_MATERIAL FOR THIS EXERCISE_
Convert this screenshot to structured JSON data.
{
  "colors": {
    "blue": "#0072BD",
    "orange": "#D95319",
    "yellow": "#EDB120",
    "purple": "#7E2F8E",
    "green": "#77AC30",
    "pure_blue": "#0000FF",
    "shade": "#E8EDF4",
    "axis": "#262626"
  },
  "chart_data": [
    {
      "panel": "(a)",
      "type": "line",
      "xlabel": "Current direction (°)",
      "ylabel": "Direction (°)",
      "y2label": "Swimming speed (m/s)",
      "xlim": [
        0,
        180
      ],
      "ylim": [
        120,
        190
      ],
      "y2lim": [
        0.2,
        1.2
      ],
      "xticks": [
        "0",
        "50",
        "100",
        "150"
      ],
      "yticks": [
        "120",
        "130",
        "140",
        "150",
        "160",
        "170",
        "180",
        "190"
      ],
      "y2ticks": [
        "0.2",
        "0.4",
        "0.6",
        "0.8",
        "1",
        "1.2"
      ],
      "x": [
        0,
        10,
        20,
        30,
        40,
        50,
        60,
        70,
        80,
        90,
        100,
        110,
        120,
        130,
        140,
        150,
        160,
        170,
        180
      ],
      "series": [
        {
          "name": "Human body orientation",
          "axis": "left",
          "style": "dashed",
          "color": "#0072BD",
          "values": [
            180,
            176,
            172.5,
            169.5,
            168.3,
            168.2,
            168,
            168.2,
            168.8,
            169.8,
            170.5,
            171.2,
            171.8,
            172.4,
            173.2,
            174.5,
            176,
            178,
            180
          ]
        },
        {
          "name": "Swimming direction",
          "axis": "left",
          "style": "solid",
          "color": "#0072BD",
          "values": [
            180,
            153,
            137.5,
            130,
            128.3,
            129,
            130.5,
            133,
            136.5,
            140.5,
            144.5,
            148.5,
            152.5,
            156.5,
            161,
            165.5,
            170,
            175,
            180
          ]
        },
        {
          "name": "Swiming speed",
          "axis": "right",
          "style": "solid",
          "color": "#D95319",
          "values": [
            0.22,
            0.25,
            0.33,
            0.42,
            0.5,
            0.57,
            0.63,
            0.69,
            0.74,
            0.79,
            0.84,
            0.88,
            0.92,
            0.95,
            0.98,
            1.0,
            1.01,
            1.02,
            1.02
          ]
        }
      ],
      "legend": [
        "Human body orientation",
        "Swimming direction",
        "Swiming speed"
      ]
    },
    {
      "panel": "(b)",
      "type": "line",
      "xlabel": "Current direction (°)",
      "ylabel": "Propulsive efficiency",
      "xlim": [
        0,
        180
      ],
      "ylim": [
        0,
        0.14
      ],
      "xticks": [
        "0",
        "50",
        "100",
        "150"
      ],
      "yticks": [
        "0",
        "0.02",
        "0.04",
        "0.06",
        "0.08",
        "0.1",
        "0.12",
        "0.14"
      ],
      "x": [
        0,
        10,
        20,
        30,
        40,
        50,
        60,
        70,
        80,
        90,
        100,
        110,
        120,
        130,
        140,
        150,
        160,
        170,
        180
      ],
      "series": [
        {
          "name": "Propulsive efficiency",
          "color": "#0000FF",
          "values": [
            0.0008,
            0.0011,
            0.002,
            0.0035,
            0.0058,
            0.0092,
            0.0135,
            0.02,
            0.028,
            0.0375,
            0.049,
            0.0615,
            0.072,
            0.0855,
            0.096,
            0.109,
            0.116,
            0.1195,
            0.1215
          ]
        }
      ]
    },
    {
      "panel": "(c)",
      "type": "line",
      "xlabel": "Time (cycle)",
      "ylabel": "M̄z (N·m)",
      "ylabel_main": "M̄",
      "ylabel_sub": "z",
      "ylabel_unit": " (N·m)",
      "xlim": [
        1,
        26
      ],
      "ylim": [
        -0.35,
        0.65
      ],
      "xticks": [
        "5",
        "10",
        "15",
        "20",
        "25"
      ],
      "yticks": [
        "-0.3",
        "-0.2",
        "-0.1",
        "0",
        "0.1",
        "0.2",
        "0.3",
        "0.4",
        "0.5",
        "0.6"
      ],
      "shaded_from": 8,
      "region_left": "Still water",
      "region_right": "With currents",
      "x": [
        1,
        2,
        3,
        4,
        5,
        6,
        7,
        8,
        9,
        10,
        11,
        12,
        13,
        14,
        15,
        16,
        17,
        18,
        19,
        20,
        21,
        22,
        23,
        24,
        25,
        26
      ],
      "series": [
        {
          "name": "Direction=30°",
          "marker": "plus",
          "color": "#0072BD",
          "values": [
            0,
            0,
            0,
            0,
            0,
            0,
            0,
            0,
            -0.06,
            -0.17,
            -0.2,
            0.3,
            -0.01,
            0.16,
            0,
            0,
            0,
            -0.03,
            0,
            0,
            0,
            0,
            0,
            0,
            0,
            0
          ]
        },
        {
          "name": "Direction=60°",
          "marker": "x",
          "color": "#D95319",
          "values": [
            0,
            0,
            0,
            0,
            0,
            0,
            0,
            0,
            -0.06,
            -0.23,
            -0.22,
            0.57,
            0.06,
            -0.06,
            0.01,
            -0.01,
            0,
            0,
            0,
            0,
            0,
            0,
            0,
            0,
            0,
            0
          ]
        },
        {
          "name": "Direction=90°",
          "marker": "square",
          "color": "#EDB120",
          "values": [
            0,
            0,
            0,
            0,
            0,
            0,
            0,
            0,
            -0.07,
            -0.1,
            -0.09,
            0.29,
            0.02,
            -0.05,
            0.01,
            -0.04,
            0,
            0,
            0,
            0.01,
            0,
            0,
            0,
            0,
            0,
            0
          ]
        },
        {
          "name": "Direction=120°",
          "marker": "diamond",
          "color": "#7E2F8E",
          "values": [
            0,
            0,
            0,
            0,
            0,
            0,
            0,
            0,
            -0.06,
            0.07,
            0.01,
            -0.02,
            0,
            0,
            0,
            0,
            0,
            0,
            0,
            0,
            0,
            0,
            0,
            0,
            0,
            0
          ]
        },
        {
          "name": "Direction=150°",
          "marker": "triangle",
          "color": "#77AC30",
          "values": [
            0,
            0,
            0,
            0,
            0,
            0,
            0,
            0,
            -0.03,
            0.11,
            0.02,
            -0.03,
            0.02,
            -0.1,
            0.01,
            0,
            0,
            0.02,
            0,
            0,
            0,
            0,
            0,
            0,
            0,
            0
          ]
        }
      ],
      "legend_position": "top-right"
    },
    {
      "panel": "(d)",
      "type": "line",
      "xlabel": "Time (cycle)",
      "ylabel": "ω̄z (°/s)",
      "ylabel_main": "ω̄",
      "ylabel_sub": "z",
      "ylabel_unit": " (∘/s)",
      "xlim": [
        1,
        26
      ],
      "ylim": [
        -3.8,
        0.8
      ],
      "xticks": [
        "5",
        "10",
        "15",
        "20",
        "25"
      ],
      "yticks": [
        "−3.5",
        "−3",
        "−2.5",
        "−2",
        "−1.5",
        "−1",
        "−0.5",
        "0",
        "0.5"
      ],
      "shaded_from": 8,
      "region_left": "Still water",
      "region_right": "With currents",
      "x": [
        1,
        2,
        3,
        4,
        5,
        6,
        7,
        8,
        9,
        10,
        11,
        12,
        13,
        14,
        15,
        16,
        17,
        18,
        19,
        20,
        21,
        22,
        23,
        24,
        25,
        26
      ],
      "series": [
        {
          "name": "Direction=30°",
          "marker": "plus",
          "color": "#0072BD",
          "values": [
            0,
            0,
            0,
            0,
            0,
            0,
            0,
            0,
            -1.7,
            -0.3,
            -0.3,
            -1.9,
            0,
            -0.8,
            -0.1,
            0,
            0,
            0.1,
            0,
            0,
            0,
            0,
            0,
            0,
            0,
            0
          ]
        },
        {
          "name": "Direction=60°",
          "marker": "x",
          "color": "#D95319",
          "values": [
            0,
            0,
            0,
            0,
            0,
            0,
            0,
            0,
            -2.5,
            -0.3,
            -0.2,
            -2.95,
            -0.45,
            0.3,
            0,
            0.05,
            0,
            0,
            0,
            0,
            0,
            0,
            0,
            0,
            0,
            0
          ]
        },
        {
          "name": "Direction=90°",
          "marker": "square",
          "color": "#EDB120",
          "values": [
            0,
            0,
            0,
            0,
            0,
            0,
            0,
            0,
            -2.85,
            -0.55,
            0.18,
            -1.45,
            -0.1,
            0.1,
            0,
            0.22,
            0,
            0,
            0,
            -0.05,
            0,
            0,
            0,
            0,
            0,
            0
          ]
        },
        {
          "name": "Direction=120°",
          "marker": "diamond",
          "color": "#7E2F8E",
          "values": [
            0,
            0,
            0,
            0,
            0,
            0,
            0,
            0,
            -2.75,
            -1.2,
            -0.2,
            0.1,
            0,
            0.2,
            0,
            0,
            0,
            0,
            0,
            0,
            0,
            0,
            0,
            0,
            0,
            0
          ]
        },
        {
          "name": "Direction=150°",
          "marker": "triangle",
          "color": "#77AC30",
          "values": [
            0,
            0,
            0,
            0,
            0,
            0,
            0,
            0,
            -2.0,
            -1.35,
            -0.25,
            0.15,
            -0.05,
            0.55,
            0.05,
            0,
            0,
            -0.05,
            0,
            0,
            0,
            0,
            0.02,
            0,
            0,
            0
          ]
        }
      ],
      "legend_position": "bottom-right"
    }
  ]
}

_SHORT TASK_
Show every line in the entries where the string "Human" occurs.

_ANSWER TO THIS TASK_
          "name": "Human body orientation",
        "Human body orientation",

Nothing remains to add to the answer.